> [Exercise brief]: Provide only the number of lines where "gold" occurs.

---------- Data for this exercise ----------

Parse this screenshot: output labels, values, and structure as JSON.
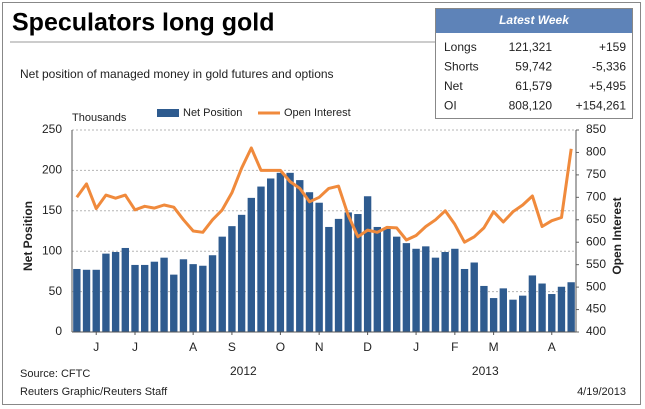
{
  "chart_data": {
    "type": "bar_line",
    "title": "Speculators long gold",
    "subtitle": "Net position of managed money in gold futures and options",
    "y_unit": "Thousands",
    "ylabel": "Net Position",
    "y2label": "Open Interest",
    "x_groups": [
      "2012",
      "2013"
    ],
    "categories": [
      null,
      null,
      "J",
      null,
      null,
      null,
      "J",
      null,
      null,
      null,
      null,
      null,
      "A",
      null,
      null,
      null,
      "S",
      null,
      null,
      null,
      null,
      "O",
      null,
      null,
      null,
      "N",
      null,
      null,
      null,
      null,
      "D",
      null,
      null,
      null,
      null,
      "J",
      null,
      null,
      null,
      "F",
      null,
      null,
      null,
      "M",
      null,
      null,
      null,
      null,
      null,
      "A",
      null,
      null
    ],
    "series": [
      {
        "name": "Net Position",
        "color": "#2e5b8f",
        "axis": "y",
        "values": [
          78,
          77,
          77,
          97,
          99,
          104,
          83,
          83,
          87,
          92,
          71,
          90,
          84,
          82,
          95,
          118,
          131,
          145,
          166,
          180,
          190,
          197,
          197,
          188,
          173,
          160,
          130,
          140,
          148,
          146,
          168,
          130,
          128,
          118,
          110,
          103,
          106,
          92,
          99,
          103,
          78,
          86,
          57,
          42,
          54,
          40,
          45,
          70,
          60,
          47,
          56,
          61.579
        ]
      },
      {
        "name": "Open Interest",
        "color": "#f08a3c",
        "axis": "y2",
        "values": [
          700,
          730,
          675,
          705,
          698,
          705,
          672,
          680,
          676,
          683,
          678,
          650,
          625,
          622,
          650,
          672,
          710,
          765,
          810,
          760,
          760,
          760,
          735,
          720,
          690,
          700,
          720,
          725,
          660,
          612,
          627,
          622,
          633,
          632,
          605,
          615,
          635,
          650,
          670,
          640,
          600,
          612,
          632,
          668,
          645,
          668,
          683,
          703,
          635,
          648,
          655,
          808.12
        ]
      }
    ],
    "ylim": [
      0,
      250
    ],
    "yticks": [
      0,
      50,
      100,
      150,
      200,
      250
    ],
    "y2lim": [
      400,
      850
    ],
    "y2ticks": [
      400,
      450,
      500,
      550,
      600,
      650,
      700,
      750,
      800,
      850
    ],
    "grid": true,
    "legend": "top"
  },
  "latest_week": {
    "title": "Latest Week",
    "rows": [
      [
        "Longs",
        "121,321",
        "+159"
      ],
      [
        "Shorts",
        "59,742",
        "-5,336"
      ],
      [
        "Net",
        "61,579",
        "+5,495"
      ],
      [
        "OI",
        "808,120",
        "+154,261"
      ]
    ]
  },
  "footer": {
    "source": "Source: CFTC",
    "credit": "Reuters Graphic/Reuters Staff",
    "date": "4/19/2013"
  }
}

----------
---------- Data for this exercise ----------

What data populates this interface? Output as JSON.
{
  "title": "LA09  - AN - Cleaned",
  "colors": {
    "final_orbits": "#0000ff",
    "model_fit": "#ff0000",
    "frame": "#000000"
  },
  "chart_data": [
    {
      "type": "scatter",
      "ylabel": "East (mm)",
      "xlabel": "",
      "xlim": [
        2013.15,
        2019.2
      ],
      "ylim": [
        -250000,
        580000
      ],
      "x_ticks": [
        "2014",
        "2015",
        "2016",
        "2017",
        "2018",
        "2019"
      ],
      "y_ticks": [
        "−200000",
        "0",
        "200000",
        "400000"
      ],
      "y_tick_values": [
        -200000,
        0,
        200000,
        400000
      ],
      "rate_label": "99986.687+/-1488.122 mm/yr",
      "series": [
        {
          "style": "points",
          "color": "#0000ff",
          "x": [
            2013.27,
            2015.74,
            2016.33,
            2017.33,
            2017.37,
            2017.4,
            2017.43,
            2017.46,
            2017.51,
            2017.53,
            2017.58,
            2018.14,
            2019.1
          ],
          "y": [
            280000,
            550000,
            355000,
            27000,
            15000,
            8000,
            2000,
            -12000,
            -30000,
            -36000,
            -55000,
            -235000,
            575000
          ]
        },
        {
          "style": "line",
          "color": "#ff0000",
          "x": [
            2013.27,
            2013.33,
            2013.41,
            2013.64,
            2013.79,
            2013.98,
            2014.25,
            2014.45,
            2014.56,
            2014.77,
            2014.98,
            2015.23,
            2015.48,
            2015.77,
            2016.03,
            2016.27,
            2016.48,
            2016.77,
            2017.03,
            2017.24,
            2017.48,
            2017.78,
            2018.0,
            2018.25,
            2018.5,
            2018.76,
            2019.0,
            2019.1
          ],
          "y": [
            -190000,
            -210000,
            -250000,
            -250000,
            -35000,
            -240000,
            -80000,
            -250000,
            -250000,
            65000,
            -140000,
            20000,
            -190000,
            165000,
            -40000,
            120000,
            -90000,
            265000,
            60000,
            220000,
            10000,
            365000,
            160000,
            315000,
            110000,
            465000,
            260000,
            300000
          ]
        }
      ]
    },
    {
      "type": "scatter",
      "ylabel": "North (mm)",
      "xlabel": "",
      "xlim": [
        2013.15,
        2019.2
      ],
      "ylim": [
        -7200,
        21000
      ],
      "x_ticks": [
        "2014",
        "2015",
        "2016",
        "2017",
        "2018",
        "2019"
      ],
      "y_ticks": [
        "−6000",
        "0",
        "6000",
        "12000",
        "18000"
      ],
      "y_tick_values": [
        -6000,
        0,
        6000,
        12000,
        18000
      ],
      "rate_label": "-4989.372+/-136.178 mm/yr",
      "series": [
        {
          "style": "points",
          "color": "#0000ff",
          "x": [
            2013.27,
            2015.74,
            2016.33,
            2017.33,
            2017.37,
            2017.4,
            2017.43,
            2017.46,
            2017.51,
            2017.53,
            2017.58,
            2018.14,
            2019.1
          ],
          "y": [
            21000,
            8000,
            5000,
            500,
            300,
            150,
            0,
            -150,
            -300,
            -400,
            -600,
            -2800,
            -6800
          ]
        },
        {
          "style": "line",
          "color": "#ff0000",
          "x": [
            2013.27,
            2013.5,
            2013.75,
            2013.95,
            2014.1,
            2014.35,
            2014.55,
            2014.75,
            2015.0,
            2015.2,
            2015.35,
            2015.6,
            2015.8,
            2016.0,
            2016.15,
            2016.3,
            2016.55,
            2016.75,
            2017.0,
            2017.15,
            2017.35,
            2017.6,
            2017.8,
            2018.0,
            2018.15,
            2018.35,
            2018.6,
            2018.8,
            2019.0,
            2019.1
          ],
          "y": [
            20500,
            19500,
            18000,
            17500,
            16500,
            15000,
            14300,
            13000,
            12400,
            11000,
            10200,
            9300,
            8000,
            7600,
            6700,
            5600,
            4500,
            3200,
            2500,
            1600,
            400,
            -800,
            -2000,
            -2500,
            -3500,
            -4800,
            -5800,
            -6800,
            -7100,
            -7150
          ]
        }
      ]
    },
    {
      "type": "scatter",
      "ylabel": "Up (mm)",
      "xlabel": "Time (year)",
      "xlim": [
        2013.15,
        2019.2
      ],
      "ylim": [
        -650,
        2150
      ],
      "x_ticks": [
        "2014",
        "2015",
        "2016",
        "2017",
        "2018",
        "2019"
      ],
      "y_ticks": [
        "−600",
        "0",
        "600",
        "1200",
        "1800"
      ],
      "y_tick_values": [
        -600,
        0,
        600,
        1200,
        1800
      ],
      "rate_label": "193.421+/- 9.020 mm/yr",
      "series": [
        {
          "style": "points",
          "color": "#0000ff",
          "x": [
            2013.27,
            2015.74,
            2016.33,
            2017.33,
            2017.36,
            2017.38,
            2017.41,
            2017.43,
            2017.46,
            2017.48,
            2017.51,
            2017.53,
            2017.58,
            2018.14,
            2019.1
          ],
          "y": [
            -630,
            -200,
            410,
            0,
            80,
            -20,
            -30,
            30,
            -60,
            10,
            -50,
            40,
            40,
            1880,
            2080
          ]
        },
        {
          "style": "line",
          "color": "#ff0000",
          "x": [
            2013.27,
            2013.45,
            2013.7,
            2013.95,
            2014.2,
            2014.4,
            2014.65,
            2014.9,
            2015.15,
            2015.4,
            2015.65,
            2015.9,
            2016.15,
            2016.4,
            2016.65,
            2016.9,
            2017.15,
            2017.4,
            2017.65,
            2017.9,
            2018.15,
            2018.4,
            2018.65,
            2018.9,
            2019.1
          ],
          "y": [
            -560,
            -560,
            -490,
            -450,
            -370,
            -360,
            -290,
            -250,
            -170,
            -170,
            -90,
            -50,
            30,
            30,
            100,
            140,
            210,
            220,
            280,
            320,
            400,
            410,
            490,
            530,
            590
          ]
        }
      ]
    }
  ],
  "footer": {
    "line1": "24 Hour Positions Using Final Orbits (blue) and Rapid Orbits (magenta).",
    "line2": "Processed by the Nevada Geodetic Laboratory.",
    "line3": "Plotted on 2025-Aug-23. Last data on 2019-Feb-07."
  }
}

----------

> [Worked answer]: 2